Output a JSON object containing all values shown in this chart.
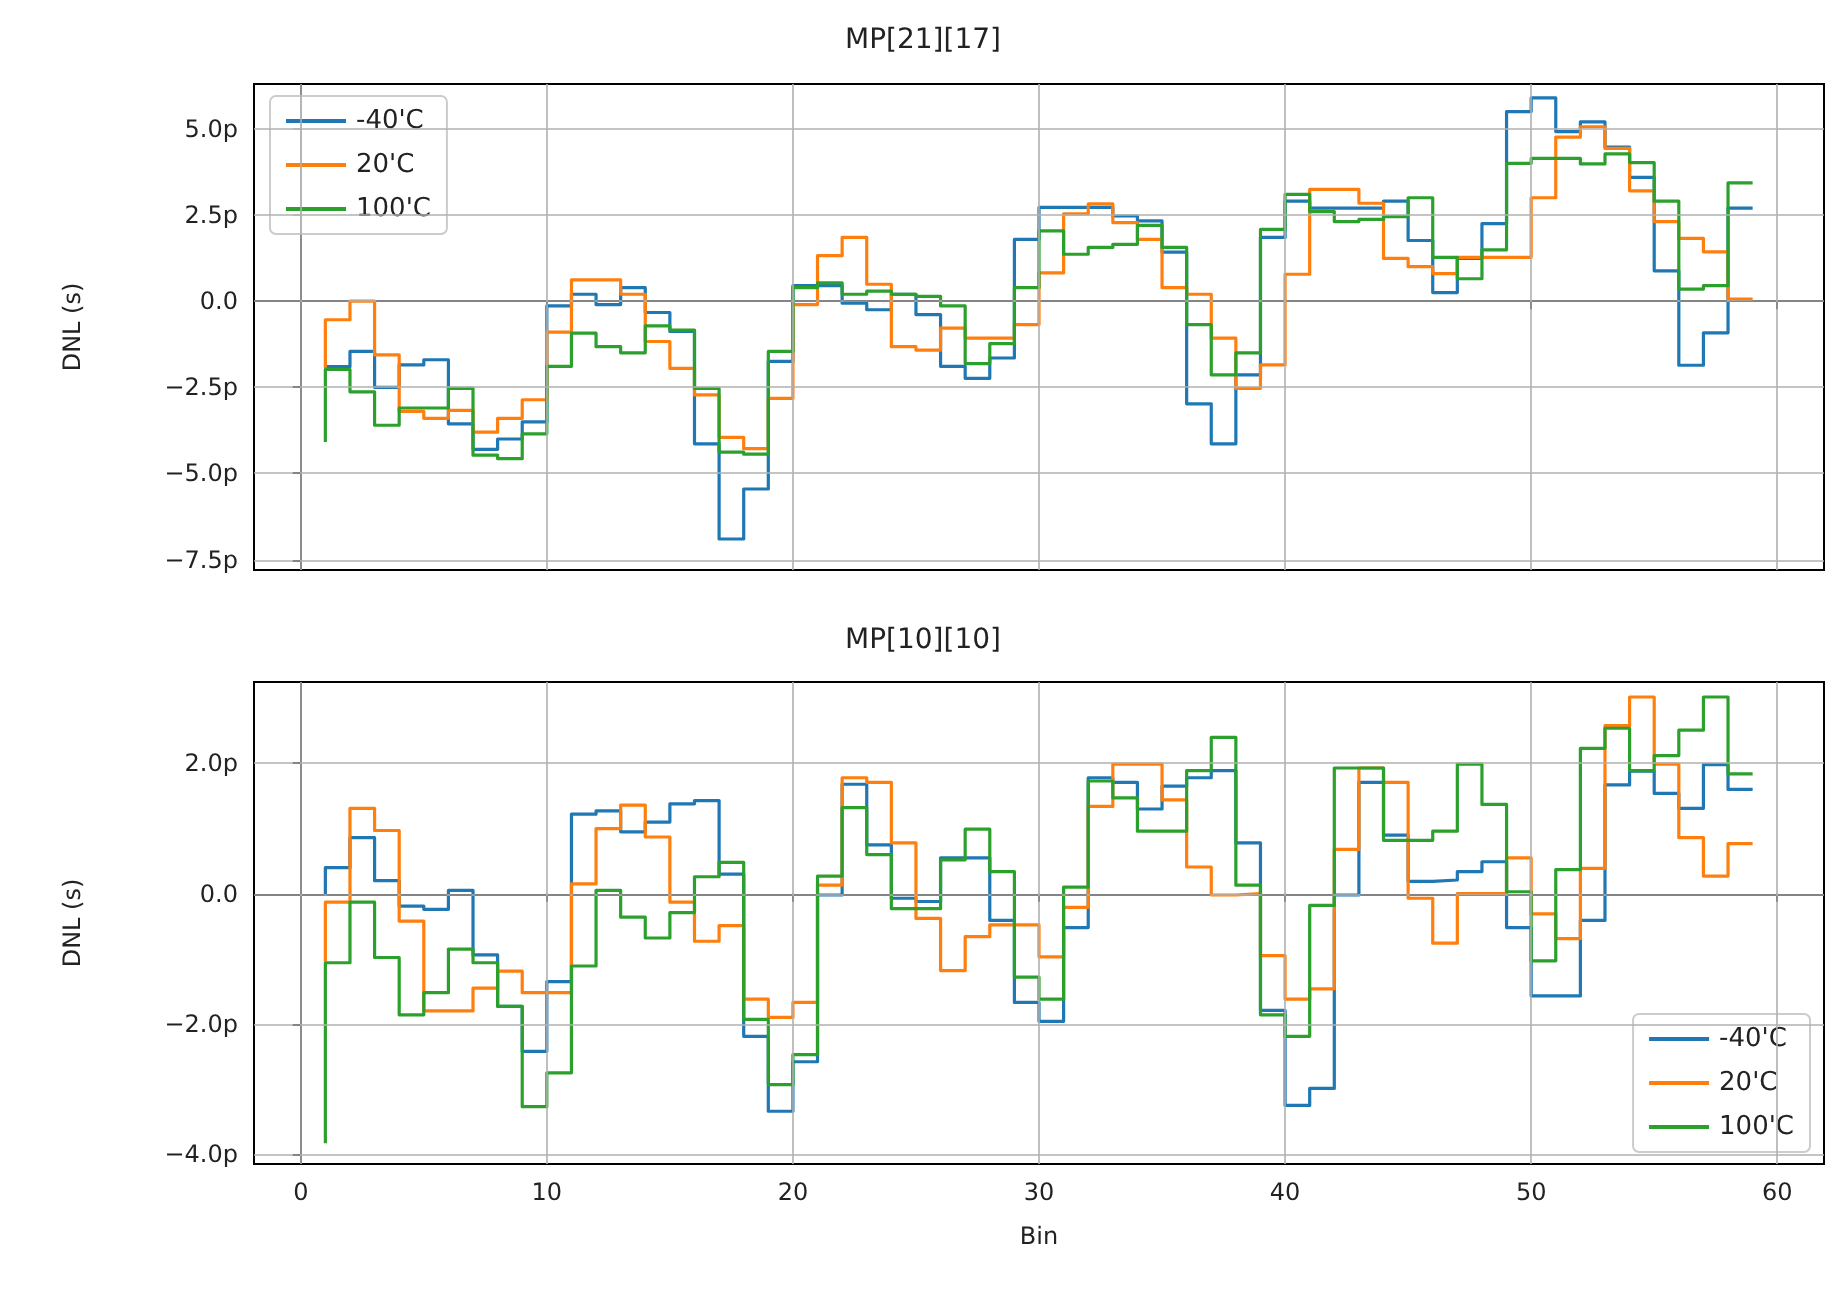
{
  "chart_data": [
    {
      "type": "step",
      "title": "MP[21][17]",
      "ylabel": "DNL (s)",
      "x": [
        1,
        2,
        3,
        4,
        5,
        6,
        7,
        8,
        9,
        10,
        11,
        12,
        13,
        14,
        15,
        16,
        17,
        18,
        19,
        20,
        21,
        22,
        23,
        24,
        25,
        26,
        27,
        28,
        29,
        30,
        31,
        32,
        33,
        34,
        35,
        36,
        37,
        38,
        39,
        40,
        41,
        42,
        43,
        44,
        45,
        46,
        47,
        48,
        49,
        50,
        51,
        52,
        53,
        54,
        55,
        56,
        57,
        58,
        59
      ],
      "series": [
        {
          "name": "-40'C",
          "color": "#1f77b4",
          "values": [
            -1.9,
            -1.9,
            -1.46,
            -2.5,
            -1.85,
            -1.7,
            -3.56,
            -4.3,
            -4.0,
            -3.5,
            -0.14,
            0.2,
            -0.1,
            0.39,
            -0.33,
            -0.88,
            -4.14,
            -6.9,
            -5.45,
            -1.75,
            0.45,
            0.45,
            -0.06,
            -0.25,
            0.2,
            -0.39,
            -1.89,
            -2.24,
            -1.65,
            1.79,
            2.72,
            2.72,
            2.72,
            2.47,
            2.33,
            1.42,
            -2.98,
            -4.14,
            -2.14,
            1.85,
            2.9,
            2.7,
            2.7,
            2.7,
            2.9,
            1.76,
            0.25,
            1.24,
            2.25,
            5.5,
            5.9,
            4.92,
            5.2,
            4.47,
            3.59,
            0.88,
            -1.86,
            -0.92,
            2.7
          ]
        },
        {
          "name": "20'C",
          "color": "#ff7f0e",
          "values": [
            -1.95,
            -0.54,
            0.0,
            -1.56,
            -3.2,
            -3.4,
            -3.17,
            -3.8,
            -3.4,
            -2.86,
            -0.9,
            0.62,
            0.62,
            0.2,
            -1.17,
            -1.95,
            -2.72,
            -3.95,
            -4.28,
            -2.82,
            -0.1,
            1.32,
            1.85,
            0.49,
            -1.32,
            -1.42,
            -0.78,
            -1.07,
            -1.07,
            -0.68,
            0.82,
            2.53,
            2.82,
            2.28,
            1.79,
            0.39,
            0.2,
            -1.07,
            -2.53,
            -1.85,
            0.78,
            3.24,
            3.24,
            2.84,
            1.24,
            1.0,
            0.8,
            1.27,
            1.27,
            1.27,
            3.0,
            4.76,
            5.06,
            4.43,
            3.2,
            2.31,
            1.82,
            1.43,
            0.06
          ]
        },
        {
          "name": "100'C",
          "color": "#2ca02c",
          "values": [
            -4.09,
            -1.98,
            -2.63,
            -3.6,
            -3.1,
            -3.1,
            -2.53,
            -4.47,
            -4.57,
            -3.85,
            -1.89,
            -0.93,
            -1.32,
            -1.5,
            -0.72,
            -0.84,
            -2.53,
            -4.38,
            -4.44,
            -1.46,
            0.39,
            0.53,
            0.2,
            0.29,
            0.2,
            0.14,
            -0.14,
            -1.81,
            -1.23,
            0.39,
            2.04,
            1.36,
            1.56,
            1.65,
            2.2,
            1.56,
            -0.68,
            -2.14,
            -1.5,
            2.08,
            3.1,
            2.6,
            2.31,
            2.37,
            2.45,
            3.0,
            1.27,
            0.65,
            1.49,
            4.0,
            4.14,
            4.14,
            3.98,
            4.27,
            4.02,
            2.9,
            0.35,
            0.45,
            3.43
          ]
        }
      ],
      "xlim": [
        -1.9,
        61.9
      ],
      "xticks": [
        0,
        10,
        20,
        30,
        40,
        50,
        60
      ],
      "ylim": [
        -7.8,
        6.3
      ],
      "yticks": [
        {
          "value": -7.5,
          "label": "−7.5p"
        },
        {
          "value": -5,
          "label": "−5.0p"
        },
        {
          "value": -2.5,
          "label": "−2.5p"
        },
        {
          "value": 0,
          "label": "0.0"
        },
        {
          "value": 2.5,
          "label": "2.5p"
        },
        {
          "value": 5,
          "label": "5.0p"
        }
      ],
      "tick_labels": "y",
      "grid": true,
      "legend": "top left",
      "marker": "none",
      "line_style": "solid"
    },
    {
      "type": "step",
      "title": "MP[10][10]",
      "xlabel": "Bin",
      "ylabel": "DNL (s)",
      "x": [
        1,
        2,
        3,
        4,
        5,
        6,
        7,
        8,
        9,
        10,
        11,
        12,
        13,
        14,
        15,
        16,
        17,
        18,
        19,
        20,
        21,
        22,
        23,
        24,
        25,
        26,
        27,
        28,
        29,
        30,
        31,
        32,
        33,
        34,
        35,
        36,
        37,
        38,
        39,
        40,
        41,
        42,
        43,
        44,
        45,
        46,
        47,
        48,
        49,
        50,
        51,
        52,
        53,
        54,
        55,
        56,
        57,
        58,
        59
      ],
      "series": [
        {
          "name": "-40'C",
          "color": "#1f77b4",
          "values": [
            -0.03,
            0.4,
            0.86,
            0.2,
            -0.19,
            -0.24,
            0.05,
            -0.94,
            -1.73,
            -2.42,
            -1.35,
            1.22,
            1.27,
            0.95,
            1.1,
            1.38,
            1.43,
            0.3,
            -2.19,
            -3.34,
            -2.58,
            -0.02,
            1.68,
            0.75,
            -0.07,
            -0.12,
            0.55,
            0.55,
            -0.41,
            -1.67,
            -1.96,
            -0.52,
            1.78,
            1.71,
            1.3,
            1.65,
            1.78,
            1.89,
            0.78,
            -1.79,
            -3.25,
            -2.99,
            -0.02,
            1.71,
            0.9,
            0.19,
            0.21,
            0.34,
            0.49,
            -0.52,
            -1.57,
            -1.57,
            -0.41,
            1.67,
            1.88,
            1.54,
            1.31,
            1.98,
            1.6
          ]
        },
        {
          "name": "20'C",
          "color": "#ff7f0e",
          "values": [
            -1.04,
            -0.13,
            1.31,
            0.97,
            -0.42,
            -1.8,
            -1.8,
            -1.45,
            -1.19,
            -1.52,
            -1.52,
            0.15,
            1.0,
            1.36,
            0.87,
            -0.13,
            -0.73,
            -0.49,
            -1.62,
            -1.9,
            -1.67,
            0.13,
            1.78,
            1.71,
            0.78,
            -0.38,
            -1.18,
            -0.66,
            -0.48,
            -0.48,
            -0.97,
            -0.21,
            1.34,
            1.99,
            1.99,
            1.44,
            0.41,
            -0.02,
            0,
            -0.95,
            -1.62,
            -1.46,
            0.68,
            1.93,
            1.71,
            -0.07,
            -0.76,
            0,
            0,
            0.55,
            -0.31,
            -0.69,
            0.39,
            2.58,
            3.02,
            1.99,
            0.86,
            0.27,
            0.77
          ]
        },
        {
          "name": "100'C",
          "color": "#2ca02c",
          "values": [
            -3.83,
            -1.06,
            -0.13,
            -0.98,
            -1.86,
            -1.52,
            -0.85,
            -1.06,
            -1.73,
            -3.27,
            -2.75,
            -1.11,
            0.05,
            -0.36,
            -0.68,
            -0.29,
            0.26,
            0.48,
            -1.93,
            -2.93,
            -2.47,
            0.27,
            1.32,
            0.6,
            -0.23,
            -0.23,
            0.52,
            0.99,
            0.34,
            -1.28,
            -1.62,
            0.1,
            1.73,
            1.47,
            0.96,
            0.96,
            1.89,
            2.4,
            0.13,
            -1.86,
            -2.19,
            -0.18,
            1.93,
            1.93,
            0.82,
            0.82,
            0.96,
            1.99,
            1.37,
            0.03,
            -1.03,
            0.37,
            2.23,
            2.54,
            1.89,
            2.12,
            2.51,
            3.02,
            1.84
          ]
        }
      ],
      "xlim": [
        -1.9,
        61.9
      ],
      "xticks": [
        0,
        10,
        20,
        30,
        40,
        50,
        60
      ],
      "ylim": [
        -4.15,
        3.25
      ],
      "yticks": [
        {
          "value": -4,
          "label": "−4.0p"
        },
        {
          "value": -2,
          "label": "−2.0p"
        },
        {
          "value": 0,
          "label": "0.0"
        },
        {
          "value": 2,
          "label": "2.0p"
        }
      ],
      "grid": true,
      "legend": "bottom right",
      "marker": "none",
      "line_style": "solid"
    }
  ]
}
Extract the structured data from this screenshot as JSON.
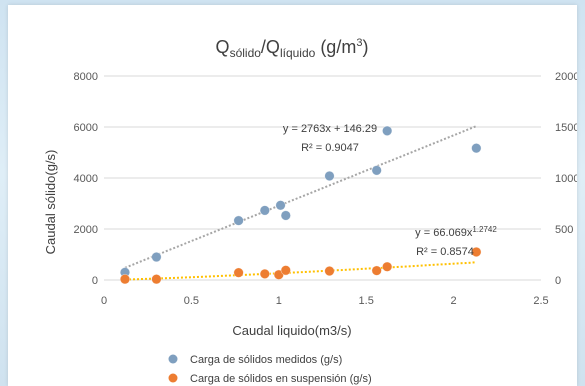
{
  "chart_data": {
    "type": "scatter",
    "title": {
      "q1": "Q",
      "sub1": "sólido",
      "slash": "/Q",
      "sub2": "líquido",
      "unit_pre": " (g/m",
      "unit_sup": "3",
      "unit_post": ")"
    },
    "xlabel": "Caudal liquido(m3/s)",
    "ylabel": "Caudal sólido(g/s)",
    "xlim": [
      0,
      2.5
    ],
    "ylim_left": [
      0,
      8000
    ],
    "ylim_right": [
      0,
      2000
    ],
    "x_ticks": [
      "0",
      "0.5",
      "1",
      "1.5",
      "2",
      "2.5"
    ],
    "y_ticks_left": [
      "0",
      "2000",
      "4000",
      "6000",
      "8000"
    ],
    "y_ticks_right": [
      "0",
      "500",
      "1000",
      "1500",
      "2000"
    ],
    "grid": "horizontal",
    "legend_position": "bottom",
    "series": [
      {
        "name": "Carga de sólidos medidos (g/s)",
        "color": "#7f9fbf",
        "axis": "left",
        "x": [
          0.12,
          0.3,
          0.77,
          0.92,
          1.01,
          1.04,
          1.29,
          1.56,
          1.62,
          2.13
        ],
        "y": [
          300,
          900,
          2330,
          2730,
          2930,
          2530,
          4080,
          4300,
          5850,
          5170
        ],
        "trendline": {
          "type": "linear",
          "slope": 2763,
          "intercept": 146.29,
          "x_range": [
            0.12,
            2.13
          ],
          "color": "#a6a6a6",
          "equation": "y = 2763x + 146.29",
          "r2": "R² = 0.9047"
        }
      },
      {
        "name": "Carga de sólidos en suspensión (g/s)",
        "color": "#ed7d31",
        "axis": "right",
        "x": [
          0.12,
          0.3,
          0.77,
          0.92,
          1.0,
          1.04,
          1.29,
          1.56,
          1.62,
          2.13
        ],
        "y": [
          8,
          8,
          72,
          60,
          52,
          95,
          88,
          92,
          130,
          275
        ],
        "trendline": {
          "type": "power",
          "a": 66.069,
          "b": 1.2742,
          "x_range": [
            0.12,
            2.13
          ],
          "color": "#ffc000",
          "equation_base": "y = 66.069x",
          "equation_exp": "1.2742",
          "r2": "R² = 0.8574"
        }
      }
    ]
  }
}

::::::::::

Scan the data above and copy every line with "sólidos" in it.

        "name": "Carga de sólidos medidos (g/s)",
        "name": "Carga de sólidos en suspensión (g/s)",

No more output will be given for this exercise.